** Begin Supplied records **

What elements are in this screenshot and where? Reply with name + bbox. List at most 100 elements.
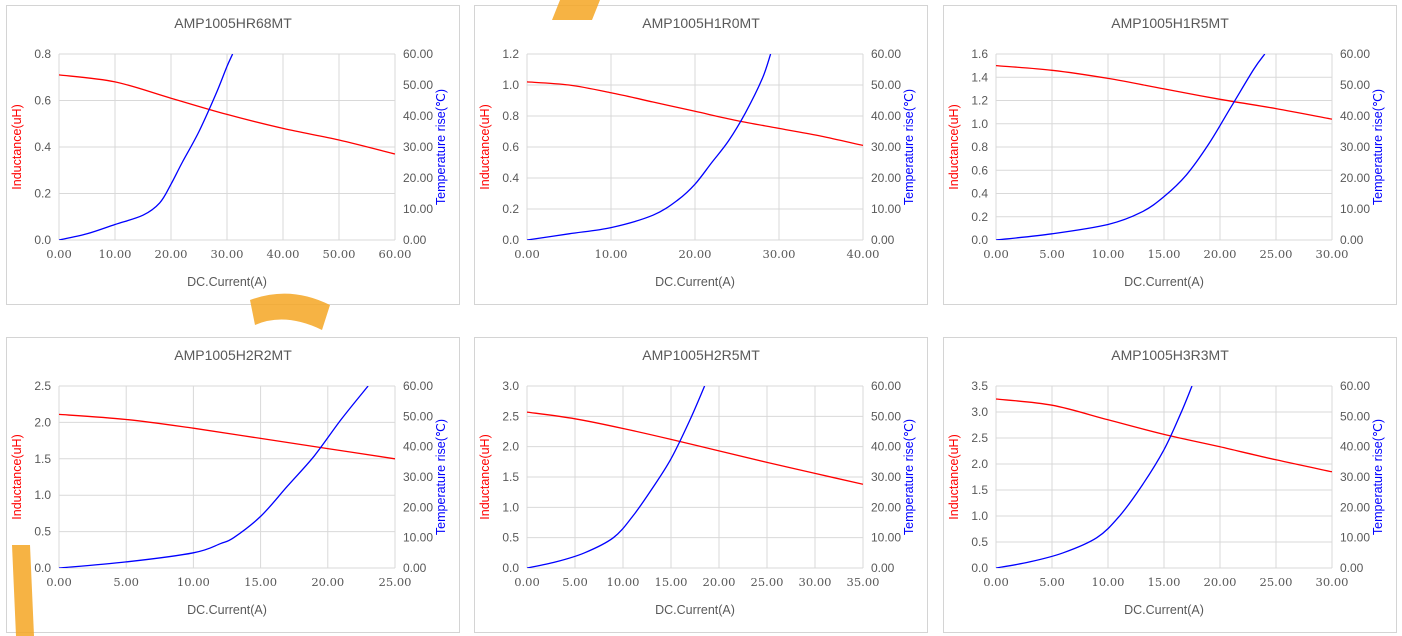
y-right-tick-label: 20.00 bbox=[403, 171, 433, 185]
chart-panel-amp1005hr68mt: AMP1005HR68MT 0.00 10.00 20.00 30.00 40.00 50.… bbox=[6, 5, 460, 305]
y-right-tick-label: 40.00 bbox=[403, 109, 433, 123]
chart-title: AMP1005H1R5MT bbox=[1111, 15, 1229, 31]
y-right-axis-label: Temperature rise(℃) bbox=[902, 419, 916, 535]
y-left-tick-label: 0.8 bbox=[502, 109, 519, 123]
x-tick-label: 10.00 bbox=[595, 247, 628, 261]
y-left-tick-label: 0.5 bbox=[502, 531, 519, 545]
y-left-tick-label: 1.0 bbox=[971, 509, 988, 523]
y-left-tick-label: 0.8 bbox=[971, 140, 988, 154]
y-left-tick-label: 0.0 bbox=[502, 233, 519, 247]
y-left-tick-label: 0.0 bbox=[34, 233, 51, 247]
y-right-tick-label: 20.00 bbox=[871, 171, 901, 185]
y-right-tick-label: 10.00 bbox=[871, 531, 901, 545]
y-left-tick-label: 1.5 bbox=[34, 452, 51, 466]
inductance-line bbox=[996, 64, 1332, 120]
y-left-tick-label: 3.0 bbox=[502, 379, 519, 393]
x-tick-label: 5.00 bbox=[113, 575, 139, 589]
x-tick-label: 0.00 bbox=[514, 247, 540, 261]
x-tick-label: 20.00 bbox=[1204, 575, 1237, 589]
x-axis-label: DC.Current(A) bbox=[655, 603, 735, 617]
temperature-rise-line bbox=[59, 54, 234, 240]
y-left-tick-label: 0.2 bbox=[502, 202, 519, 216]
y-right-axis-label: Temperature rise(℃) bbox=[1371, 89, 1385, 205]
y-right-tick-label: 10.00 bbox=[1340, 531, 1370, 545]
chart-title: AMP1005H3R3MT bbox=[1111, 347, 1229, 363]
x-tick-label: 15.00 bbox=[244, 575, 277, 589]
y-right-tick-label: 50.00 bbox=[403, 409, 433, 423]
y-left-tick-label: 2.5 bbox=[34, 379, 51, 393]
y-left-tick-label: 0.4 bbox=[971, 187, 988, 201]
y-right-tick-label: 30.00 bbox=[403, 140, 433, 154]
chart-plot: AMP1005H1R5MT 0.00 5.00 10.00 15.00 20.00 25.0… bbox=[947, 15, 1385, 289]
y-right-axis-label: Temperature rise(℃) bbox=[902, 89, 916, 205]
y-right-tick-label: 40.00 bbox=[1340, 109, 1370, 123]
y-right-tick-label: 40.00 bbox=[871, 440, 901, 454]
temperature-rise-line bbox=[527, 54, 772, 240]
x-axis-label: DC.Current(A) bbox=[187, 603, 267, 617]
y-left-tick-label: 2.0 bbox=[34, 415, 51, 429]
x-tick-label: 25.00 bbox=[1260, 247, 1293, 261]
x-tick-label: 10.00 bbox=[1092, 575, 1125, 589]
y-right-tick-label: 0.00 bbox=[871, 233, 895, 247]
chart-title: AMP1005H2R2MT bbox=[174, 347, 292, 363]
x-tick-label: 30.00 bbox=[763, 247, 796, 261]
x-tick-label: 5.00 bbox=[1039, 247, 1065, 261]
chart-title: AMP1005HR68MT bbox=[174, 15, 292, 31]
y-left-tick-label: 1.0 bbox=[34, 488, 51, 502]
y-left-axis-label: Inductance(uH) bbox=[947, 104, 961, 189]
x-tick-label: 30.00 bbox=[1316, 575, 1349, 589]
y-right-tick-label: 0.00 bbox=[871, 561, 895, 575]
y-left-tick-label: 2.0 bbox=[971, 457, 988, 471]
y-right-tick-label: 50.00 bbox=[1340, 409, 1370, 423]
y-left-axis-label: Inductance(uH) bbox=[10, 104, 24, 189]
y-right-tick-label: 60.00 bbox=[1340, 379, 1370, 393]
y-right-tick-label: 20.00 bbox=[1340, 500, 1370, 514]
x-tick-label: 40.00 bbox=[847, 247, 880, 261]
x-tick-label: 25.00 bbox=[379, 575, 412, 589]
y-right-tick-label: 40.00 bbox=[403, 440, 433, 454]
y-right-tick-label: 50.00 bbox=[1340, 78, 1370, 92]
chart-plot: AMP1005HR68MT 0.00 10.00 20.00 30.00 40.00 50.… bbox=[10, 15, 448, 289]
x-tick-label: 20.00 bbox=[155, 247, 188, 261]
x-tick-label: 15.00 bbox=[655, 575, 688, 589]
x-tick-label: 0.00 bbox=[46, 247, 72, 261]
y-left-tick-label: 2.0 bbox=[502, 440, 519, 454]
chart-plot: AMP1005H2R5MT 0.00 5.00 10.00 15.00 20.00 25.0… bbox=[478, 347, 916, 617]
y-right-tick-label: 40.00 bbox=[1340, 440, 1370, 454]
y-left-tick-label: 2.5 bbox=[971, 431, 988, 445]
x-tick-label: 10.00 bbox=[99, 247, 132, 261]
x-tick-label: 20.00 bbox=[679, 247, 712, 261]
y-right-tick-label: 10.00 bbox=[1340, 202, 1370, 216]
x-tick-label: 10.00 bbox=[607, 575, 640, 589]
x-tick-label: 30.00 bbox=[799, 575, 832, 589]
y-left-tick-label: 1.5 bbox=[502, 470, 519, 484]
y-left-tick-label: 0.8 bbox=[34, 47, 51, 61]
x-tick-label: 25.00 bbox=[751, 575, 784, 589]
x-axis-label: DC.Current(A) bbox=[187, 275, 267, 289]
y-right-tick-label: 0.00 bbox=[403, 561, 427, 575]
y-left-tick-label: 1.0 bbox=[502, 78, 519, 92]
y-right-tick-label: 50.00 bbox=[871, 78, 901, 92]
y-right-tick-label: 30.00 bbox=[871, 470, 901, 484]
y-right-tick-label: 30.00 bbox=[403, 470, 433, 484]
y-left-tick-label: 0.2 bbox=[971, 210, 988, 224]
y-right-tick-label: 60.00 bbox=[1340, 47, 1370, 61]
x-tick-label: 5.00 bbox=[562, 575, 588, 589]
x-axis-label: DC.Current(A) bbox=[655, 275, 735, 289]
y-left-tick-label: 1.4 bbox=[971, 70, 988, 84]
x-tick-label: 20.00 bbox=[1204, 247, 1237, 261]
y-left-tick-label: 0.0 bbox=[502, 561, 519, 575]
y-right-tick-label: 20.00 bbox=[871, 500, 901, 514]
y-right-tick-label: 30.00 bbox=[871, 140, 901, 154]
chart-panel-amp1005h3r3mt: AMP1005H3R3MT 0.00 5.00 10.00 15.00 20.00 25.0… bbox=[943, 337, 1397, 633]
x-tick-label: 0.00 bbox=[983, 247, 1009, 261]
y-right-tick-label: 20.00 bbox=[1340, 171, 1370, 185]
x-tick-label: 0.00 bbox=[514, 575, 540, 589]
y-left-tick-label: 1.2 bbox=[502, 47, 519, 61]
y-left-tick-label: 1.0 bbox=[502, 500, 519, 514]
y-right-tick-label: 20.00 bbox=[403, 500, 433, 514]
y-right-tick-label: 50.00 bbox=[403, 78, 433, 92]
y-left-tick-label: 0.4 bbox=[502, 171, 519, 185]
y-left-axis-label: Inductance(uH) bbox=[10, 434, 24, 519]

** End Supplied records **

Task details
Lay out every line of the data above as a Markdown table with the columns "Row" and "Entry," numbering the rows and skipping blank lines. Omit the pictures.

Complete response
| Row | Entry |
|---|---|
| 1 | What elements are in this screenshot and where? Reply with name + bbox. List at most 100 elements. |
| 2 | y-right-tick-label: 20.00 bbox=[403, 171, 433, 185] |
| 3 | chart-panel-amp1005hr68mt: AMP1005HR68MT 0.00 10.00 20.00 30.00 40.00 50.… bbox=[6, 5, 460, 305] |
| 4 | y-right-tick-label: 40.00 bbox=[403, 109, 433, 123] |
| 5 | chart-title: AMP1005H1R5MT bbox=[1111, 15, 1229, 31] |
| 6 | y-right-axis-label: Temperature rise(℃) bbox=[902, 419, 916, 535] |
| 7 | y-left-tick-label: 0.8 bbox=[502, 109, 519, 123] |
| 8 | x-tick-label: 10.00 bbox=[595, 247, 628, 261] |
| 9 | y-left-tick-label: 0.5 bbox=[502, 531, 519, 545] |
| 10 | y-left-tick-label: 1.0 bbox=[971, 509, 988, 523] |
| 11 | y-left-tick-label: 0.8 bbox=[971, 140, 988, 154] |
| 12 | y-left-tick-label: 0.0 bbox=[502, 233, 519, 247] |
| 13 | y-left-tick-label: 0.0 bbox=[34, 233, 51, 247] |
| 14 | y-right-tick-label: 20.00 bbox=[871, 171, 901, 185] |
| 15 | y-right-tick-label: 10.00 bbox=[871, 531, 901, 545] |
| 16 | y-left-tick-label: 1.5 bbox=[34, 452, 51, 466] |
| 17 | inductance-line bbox=[996, 64, 1332, 120] |
| 18 | y-left-tick-label: 3.0 bbox=[502, 379, 519, 393] |
| 19 | x-tick-label: 5.00 bbox=[113, 575, 139, 589] |
| 20 | x-tick-label: 0.00 bbox=[514, 247, 540, 261] |
| 21 | x-tick-label: 20.00 bbox=[1204, 575, 1237, 589] |
| 22 | x-axis-label: DC.Current(A) bbox=[655, 603, 735, 617] |
| 23 | temperature-rise-line bbox=[59, 54, 234, 240] |
| 24 | y-left-tick-label: 0.2 bbox=[502, 202, 519, 216] |
| 25 | y-right-axis-label: Temperature rise(℃) bbox=[1371, 89, 1385, 205] |
| 26 | y-right-tick-label: 10.00 bbox=[1340, 531, 1370, 545] |
| 27 | chart-title: AMP1005H3R3MT bbox=[1111, 347, 1229, 363] |
| 28 | x-tick-label: 15.00 bbox=[244, 575, 277, 589] |
| 29 | y-right-tick-label: 50.00 bbox=[403, 409, 433, 423] |
| 30 | y-left-tick-label: 2.5 bbox=[34, 379, 51, 393] |
| 31 | y-left-tick-label: 0.4 bbox=[971, 187, 988, 201] |
| 32 | y-right-tick-label: 30.00 bbox=[403, 140, 433, 154] |
| 33 | chart-plot: AMP1005H1R5MT 0.00 5.00 10.00 15.00 20.00 25.0… bbox=[947, 15, 1385, 289] |
| 34 | y-right-axis-label: Temperature rise(℃) bbox=[902, 89, 916, 205] |
| 35 | y-right-tick-label: 40.00 bbox=[1340, 109, 1370, 123] |
| 36 | y-right-tick-label: 40.00 bbox=[871, 440, 901, 454] |
| 37 | temperature-rise-line bbox=[527, 54, 772, 240] |
| 38 | x-axis-label: DC.Current(A) bbox=[187, 603, 267, 617] |
| 39 | y-left-tick-label: 2.0 bbox=[34, 415, 51, 429] |
| 40 | x-tick-label: 25.00 bbox=[1260, 247, 1293, 261] |
| 41 | x-tick-label: 10.00 bbox=[1092, 575, 1125, 589] |
| 42 | y-right-tick-label: 0.00 bbox=[871, 233, 895, 247] |
| 43 | chart-title: AMP1005H2R2MT bbox=[174, 347, 292, 363] |
| 44 | x-tick-label: 30.00 bbox=[763, 247, 796, 261] |
| 45 | x-tick-label: 5.00 bbox=[1039, 247, 1065, 261] |
| 46 | chart-title: AMP1005HR68MT bbox=[174, 15, 292, 31] |
| 47 | y-left-tick-label: 1.0 bbox=[34, 488, 51, 502] |
| 48 | y-left-axis-label: Inductance(uH) bbox=[947, 104, 961, 189] |
| 49 | x-tick-label: 30.00 bbox=[1316, 575, 1349, 589] |
| 50 | y-right-tick-label: 0.00 bbox=[871, 561, 895, 575] |
| 51 | y-left-tick-label: 2.0 bbox=[971, 457, 988, 471] |
| 52 | y-right-tick-label: 50.00 bbox=[1340, 409, 1370, 423] |
| 53 | y-left-axis-label: Inductance(uH) bbox=[10, 104, 24, 189] |
| 54 | y-right-tick-label: 60.00 bbox=[1340, 379, 1370, 393] |
| 55 | y-right-tick-label: 20.00 bbox=[1340, 500, 1370, 514] |
| 56 | x-tick-label: 40.00 bbox=[847, 247, 880, 261] |
| 57 | x-tick-label: 25.00 bbox=[379, 575, 412, 589] |
| 58 | y-right-tick-label: 40.00 bbox=[403, 440, 433, 454] |
| 59 | y-right-tick-label: 50.00 bbox=[1340, 78, 1370, 92] |
| 60 | chart-plot: AMP1005HR68MT 0.00 10.00 20.00 30.00 40.00 50.… bbox=[10, 15, 448, 289] |
| 61 | x-tick-label: 20.00 bbox=[155, 247, 188, 261] |
| 62 | x-tick-label: 15.00 bbox=[655, 575, 688, 589] |
| 63 | x-tick-label: 0.00 bbox=[46, 247, 72, 261] |
| 64 | y-left-tick-label: 2.0 bbox=[502, 440, 519, 454] |
| 65 | chart-plot: AMP1005H2R5MT 0.00 5.00 10.00 15.00 20.00 25.0… bbox=[478, 347, 916, 617] |
| 66 | y-right-tick-label: 40.00 bbox=[1340, 440, 1370, 454] |
| 67 | y-left-tick-label: 2.5 bbox=[971, 431, 988, 445] |
| 68 | x-tick-label: 10.00 bbox=[99, 247, 132, 261] |
| 69 | x-tick-label: 20.00 bbox=[679, 247, 712, 261] |
| 70 | y-right-tick-label: 10.00 bbox=[1340, 202, 1370, 216] |
| 71 | x-tick-label: 10.00 bbox=[607, 575, 640, 589] |
| 72 | x-tick-label: 30.00 bbox=[799, 575, 832, 589] |
| 73 | y-left-tick-label: 1.5 bbox=[502, 470, 519, 484] |
| 74 | y-left-tick-label: 0.8 bbox=[34, 47, 51, 61] |
| 75 | x-tick-label: 25.00 bbox=[751, 575, 784, 589] |
| 76 | x-axis-label: DC.Current(A) bbox=[187, 275, 267, 289] |
| 77 | y-right-tick-label: 0.00 bbox=[403, 561, 427, 575] |
| 78 | y-left-tick-label: 1.0 bbox=[502, 78, 519, 92] |
| 79 | y-right-tick-label: 50.00 bbox=[871, 78, 901, 92] |
| 80 | y-right-tick-label: 30.00 bbox=[871, 470, 901, 484] |
| 81 | y-right-tick-label: 30.00 bbox=[403, 470, 433, 484] |
| 82 | y-left-tick-label: 0.2 bbox=[971, 210, 988, 224] |
| 83 | y-right-tick-label: 60.00 bbox=[1340, 47, 1370, 61] |
| 84 | x-tick-label: 5.00 bbox=[562, 575, 588, 589] |
| 85 | x-axis-label: DC.Current(A) bbox=[655, 275, 735, 289] |
| 86 | y-left-tick-label: 1.4 bbox=[971, 70, 988, 84] |
| 87 | x-tick-label: 20.00 bbox=[1204, 247, 1237, 261] |
| 88 | y-left-tick-label: 0.0 bbox=[502, 561, 519, 575] |
| 89 | y-right-tick-label: 20.00 bbox=[871, 500, 901, 514] |
| 90 | y-right-tick-label: 30.00 bbox=[871, 140, 901, 154] |
| 91 | chart-panel-amp1005h3r3mt: AMP1005H3R3MT 0.00 5.00 10.00 15.00 20.00 25.0… bbox=[943, 337, 1397, 633] |
| 92 | x-tick-label: 0.00 bbox=[983, 247, 1009, 261] |
| 93 | y-right-tick-label: 20.00 bbox=[1340, 171, 1370, 185] |
| 94 | x-tick-label: 0.00 bbox=[514, 575, 540, 589] |
| 95 | y-left-tick-label: 1.2 bbox=[502, 47, 519, 61] |
| 96 | y-left-tick-label: 1.0 bbox=[502, 500, 519, 514] |
| 97 | y-right-tick-label: 20.00 bbox=[403, 500, 433, 514] |
| 98 | y-right-tick-label: 50.00 bbox=[403, 78, 433, 92] |
| 99 | y-left-tick-label: 0.4 bbox=[502, 171, 519, 185] |
| 100 | y-left-axis-label: Inductance(uH) bbox=[10, 434, 24, 519] |